==== PROVIDED INFORMATION ====

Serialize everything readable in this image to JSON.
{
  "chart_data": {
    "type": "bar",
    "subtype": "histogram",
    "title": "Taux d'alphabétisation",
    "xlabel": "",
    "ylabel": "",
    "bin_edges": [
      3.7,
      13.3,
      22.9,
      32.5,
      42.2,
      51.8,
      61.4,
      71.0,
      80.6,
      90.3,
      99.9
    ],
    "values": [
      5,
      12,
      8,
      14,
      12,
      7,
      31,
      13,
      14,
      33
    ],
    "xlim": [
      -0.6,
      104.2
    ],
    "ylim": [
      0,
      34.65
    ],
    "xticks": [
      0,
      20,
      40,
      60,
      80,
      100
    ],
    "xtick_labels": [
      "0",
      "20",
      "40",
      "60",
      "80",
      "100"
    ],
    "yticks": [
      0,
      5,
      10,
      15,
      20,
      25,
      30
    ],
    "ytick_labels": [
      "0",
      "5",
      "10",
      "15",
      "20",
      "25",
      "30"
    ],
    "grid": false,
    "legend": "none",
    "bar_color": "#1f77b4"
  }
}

====
==== PROVIDED INFORMATION ====

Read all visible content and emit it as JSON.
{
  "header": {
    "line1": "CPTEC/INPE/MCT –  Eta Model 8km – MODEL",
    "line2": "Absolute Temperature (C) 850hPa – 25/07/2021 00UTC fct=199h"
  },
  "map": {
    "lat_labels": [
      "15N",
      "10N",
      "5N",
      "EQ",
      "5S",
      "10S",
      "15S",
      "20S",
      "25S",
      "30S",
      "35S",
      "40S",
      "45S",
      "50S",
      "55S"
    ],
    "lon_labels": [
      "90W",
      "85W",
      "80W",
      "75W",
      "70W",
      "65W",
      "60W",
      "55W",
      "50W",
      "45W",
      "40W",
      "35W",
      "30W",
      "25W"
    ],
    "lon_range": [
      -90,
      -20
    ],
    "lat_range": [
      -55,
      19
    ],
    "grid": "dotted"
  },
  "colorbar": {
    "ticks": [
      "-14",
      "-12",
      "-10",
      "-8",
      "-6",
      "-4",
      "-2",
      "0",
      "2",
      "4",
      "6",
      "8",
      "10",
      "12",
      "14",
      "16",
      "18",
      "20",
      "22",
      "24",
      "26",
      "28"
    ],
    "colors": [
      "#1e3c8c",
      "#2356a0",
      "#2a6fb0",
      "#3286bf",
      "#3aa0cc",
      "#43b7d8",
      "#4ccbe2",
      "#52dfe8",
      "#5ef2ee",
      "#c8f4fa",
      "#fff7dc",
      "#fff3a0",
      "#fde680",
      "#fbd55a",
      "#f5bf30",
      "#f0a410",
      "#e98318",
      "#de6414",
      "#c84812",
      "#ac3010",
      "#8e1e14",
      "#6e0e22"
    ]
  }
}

====

## YOUR INSTRUCTIONS
Lines that include the word "JSON" are to be extracted from the data above.

## THE REPLY
Serialize everything readable in this image to JSON.
Read all visible content and emit it as JSON.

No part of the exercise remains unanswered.